EXERCISE AIM: Please give the listing again in its entirety, exactly as written.

_ _ _

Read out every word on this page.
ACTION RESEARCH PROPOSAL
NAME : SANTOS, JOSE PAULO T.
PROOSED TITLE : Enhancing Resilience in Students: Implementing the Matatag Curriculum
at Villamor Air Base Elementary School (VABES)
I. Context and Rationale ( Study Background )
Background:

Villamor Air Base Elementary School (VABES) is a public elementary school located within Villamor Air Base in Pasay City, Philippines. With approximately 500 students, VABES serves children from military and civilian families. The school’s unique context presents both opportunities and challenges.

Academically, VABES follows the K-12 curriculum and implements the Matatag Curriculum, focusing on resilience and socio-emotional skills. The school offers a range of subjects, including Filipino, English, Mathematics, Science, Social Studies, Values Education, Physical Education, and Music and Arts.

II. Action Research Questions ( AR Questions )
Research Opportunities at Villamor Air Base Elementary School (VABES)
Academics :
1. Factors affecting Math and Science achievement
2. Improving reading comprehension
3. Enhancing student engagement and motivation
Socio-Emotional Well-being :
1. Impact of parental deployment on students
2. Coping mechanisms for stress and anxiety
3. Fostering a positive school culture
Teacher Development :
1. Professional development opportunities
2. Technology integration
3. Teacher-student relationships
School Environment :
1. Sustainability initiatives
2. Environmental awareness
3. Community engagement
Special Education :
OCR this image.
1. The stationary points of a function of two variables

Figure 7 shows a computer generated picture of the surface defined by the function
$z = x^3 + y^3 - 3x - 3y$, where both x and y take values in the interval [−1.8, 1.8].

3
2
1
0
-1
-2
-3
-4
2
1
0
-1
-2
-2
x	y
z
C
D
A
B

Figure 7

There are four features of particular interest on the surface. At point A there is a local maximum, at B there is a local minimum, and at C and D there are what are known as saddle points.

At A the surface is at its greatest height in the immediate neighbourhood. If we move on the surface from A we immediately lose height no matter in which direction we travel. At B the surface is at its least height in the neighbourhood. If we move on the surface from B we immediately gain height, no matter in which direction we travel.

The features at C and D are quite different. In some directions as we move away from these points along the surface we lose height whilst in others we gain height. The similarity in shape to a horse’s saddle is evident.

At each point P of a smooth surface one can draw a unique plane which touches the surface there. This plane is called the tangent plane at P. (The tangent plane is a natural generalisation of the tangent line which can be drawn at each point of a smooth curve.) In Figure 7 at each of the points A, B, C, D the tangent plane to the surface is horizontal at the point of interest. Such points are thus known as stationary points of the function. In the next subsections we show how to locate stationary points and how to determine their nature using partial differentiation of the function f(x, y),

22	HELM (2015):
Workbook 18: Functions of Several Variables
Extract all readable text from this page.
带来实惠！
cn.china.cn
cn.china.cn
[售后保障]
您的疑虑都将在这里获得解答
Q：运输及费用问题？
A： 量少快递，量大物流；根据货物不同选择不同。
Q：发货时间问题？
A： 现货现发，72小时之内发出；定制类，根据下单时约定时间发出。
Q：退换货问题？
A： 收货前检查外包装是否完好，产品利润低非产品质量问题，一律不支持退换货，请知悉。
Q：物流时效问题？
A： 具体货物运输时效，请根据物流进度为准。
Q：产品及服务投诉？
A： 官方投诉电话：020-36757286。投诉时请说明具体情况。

_ _ _

RESULT:
Read out every word on this page.
ACTION RESEARCH PROPOSAL
NAME : SANTOS, JOSE PAULO T.
PROOSED TITLE : Enhancing Resilience in Students: Implementing the Matatag Curriculum
at Villamor Air Base Elementary School (VABES)
I. Context and Rationale ( Study Background )
Background:

Villamor Air Base Elementary School (VABES) is a public elementary school located within Villamor Air Base in Pasay City, Philippines. With approximately 500 students, VABES serves children from military and civilian families. The school’s unique context presents both opportunities and challenges.

Academically, VABES follows the K-12 curriculum and implements the Matatag Curriculum, focusing on resilience and socio-emotional skills. The school offers a range of subjects, including Filipino, English, Mathematics, Science, Social Studies, Values Education, Physical Education, and Music and Arts.

II. Action Research Questions ( AR Questions )
Research Opportunities at Villamor Air Base Elementary School (VABES)
Academics :
1. Factors affecting Math and Science achievement
2. Improving reading comprehension
3. Enhancing student engagement and motivation
Socio-Emotional Well-being :
1. Impact of parental deployment on students
2. Coping mechanisms for stress and anxiety
3. Fostering a positive school culture
Teacher Development :
1. Professional development opportunities
2. Technology integration
3. Teacher-student relationships
School Environment :
1. Sustainability initiatives
2. Environmental awareness
3. Community engagement
Special Education :
OCR this image.
1. The stationary points of a function of two variables

Figure 7 shows a computer generated picture of the surface defined by the function
$z = x^3 + y^3 - 3x - 3y$, where both x and y take values in the interval [−1.8, 1.8].

3
2
1
0
-1
-2
-3
-4
2
1
0
-1
-2
-2
x	y
z
C
D
A
B

Figure 7

There are four features of particular interest on the surface. At point A there is a local maximum, at B there is a local minimum, and at C and D there are what are known as saddle points.

At A the surface is at its greatest height in the immediate neighbourhood. If we move on the surface from A we immediately lose height no matter in which direction we travel. At B the surface is at its least height in the neighbourhood. If we move on the surface from B we immediately gain height, no matter in which direction we travel.

The features at C and D are quite different. In some directions as we move away from these points along the surface we lose height whilst in others we gain height. The similarity in shape to a horse’s saddle is evident.

At each point P of a smooth surface one can draw a unique plane which touches the surface there. This plane is called the tangent plane at P. (The tangent plane is a natural generalisation of the tangent line which can be drawn at each point of a smooth curve.) In Figure 7 at each of the points A, B, C, D the tangent plane to the surface is horizontal at the point of interest. Such points are thus known as stationary points of the function. In the next subsections we show how to locate stationary points and how to determine their nature using partial differentiation of the function f(x, y),

22	HELM (2015):
Workbook 18: Functions of Several Variables
Extract all readable text from this page.
带来实惠！
cn.china.cn
cn.china.cn
[售后保障]
您的疑虑都将在这里获得解答
Q：运输及费用问题？
A： 量少快递，量大物流；根据货物不同选择不同。
Q：发货时间问题？
A： 现货现发，72小时之内发出；定制类，根据下单时约定时间发出。
Q：退换货问题？
A： 收货前检查外包装是否完好，产品利润低非产品质量问题，一律不支持退换货，请知悉。
Q：物流时效问题？
A： 具体货物运输时效，请根据物流进度为准。
Q：产品及服务投诉？
A： 官方投诉电话：020-36757286。投诉时请说明具体情况。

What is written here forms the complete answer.